> Data supplied:
━━━━━━━━━━━━━━━━

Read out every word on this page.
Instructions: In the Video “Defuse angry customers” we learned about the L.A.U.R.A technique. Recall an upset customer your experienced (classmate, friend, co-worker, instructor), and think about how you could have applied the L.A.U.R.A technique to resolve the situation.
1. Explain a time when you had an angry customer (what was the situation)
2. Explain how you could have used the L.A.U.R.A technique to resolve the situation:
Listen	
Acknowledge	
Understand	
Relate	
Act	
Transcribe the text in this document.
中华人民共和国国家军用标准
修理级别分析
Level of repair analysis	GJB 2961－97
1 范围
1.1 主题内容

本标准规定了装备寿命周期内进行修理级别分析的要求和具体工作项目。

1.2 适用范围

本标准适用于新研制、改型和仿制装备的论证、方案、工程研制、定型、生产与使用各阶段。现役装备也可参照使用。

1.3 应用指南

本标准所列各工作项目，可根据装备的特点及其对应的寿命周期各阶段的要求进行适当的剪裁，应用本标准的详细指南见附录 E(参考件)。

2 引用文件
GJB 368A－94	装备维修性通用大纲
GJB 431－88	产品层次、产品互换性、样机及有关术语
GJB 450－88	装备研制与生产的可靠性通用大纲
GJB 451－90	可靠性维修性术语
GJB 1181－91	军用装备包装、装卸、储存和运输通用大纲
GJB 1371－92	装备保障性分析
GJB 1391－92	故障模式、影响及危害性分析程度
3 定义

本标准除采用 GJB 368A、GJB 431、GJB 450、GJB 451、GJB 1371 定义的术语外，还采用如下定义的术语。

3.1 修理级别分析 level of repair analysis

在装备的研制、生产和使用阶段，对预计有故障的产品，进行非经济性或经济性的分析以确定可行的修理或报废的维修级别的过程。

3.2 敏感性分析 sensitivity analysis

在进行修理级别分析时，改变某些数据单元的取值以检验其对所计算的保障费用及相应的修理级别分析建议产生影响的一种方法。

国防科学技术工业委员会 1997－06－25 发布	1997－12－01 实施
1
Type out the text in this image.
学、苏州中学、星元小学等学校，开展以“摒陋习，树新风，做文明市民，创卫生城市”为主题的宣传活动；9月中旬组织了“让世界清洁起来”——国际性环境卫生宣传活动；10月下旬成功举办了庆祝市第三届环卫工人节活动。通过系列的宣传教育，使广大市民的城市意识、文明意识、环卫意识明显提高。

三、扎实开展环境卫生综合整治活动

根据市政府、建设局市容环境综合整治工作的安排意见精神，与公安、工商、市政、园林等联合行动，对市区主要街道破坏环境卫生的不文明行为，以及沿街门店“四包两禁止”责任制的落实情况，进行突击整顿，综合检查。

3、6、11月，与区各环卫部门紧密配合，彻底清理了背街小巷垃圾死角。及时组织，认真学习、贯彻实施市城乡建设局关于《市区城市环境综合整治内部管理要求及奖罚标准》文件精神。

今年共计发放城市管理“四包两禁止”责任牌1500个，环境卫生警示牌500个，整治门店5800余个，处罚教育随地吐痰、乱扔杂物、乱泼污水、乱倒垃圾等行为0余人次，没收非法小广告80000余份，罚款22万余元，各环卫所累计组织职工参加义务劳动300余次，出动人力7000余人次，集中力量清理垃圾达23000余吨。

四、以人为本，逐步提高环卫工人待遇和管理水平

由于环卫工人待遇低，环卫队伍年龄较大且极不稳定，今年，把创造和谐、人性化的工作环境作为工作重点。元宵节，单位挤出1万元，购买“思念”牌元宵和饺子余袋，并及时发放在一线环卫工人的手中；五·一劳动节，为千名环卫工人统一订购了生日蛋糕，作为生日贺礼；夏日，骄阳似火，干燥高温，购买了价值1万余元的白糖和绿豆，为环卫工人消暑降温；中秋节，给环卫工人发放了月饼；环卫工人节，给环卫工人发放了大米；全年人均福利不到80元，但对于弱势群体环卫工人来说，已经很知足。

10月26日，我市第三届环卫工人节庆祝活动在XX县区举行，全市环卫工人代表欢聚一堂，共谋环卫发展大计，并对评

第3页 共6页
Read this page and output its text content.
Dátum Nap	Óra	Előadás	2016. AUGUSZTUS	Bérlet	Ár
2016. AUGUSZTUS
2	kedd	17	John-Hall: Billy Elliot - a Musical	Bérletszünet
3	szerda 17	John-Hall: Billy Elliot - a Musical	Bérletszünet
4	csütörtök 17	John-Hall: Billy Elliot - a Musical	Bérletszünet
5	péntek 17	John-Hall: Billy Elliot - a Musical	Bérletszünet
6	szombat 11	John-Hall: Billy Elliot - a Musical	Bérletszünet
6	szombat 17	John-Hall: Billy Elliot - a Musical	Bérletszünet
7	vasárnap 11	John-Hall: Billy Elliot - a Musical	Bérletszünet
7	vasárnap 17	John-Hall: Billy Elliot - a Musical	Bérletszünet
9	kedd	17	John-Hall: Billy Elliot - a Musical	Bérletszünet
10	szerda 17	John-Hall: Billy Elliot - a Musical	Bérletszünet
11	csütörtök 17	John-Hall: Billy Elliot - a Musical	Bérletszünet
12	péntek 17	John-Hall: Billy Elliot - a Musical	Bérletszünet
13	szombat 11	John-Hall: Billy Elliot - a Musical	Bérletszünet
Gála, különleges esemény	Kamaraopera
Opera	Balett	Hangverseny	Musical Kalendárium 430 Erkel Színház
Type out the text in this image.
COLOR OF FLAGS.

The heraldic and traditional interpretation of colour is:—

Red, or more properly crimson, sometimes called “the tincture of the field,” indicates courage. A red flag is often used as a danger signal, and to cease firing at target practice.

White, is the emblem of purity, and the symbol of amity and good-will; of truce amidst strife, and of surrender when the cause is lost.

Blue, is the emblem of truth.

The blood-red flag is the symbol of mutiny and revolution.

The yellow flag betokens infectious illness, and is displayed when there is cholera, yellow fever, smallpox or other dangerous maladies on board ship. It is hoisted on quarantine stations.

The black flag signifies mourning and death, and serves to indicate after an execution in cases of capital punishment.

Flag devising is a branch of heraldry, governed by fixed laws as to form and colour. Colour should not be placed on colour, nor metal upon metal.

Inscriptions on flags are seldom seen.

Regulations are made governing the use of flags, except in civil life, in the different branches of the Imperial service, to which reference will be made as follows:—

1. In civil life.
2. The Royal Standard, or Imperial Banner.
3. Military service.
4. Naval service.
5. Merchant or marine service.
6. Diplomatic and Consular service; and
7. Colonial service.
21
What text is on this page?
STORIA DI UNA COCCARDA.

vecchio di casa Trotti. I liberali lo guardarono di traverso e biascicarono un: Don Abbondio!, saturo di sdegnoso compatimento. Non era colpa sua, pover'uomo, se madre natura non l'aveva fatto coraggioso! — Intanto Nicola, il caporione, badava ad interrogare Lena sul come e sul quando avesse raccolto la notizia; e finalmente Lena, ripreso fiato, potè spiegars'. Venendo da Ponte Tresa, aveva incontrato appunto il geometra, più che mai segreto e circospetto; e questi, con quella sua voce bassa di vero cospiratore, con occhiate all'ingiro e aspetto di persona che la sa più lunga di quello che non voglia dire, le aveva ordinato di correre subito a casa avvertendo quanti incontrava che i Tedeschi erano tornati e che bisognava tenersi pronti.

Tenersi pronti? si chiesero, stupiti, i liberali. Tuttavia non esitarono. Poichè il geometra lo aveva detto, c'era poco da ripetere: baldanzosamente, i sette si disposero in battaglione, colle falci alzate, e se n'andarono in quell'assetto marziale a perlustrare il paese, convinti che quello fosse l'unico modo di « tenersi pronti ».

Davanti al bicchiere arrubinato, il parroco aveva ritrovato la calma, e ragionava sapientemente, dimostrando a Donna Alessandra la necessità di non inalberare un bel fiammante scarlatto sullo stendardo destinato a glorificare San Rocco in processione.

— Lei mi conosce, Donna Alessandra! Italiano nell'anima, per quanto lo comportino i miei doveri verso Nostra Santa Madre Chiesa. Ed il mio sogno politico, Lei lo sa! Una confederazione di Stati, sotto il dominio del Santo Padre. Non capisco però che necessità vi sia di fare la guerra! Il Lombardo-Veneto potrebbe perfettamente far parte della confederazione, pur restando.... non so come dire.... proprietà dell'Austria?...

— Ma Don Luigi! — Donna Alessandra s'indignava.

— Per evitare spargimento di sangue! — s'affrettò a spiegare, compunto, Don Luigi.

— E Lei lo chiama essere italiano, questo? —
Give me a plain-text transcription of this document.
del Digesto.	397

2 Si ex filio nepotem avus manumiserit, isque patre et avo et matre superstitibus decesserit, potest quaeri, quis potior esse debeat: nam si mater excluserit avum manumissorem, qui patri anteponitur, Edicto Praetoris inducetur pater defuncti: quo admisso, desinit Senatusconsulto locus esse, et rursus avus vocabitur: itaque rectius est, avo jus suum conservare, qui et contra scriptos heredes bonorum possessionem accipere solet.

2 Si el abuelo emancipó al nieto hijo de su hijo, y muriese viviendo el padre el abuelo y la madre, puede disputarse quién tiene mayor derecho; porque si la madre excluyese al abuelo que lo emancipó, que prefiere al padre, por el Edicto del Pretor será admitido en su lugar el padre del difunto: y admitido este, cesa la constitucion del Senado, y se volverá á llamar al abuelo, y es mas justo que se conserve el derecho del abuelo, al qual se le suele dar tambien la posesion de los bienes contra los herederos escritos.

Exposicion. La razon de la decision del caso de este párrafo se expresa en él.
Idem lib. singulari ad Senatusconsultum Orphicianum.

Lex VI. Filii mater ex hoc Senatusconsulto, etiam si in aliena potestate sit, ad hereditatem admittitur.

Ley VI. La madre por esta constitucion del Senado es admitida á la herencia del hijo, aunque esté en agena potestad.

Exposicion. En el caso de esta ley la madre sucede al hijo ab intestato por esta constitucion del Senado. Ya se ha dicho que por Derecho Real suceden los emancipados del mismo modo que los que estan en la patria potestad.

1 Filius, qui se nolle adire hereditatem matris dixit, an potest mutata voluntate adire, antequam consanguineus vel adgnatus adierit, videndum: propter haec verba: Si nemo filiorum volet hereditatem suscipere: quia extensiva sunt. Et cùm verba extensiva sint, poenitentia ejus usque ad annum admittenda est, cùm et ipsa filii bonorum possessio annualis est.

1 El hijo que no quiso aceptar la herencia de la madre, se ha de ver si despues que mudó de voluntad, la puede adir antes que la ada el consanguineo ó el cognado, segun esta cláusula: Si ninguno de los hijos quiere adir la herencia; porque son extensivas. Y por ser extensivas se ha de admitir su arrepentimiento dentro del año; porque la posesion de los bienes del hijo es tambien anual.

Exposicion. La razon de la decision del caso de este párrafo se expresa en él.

━━━━━━━━━━━━━━━━

> Required task:
Search the listing above for the string "analysis". Copy every line that contains it.

> Finished task:
Level of repair analysis	GJB 2961－97
3.1 修理级别分析 level of repair analysis
3.2 敏感性分析 sensitivity analysis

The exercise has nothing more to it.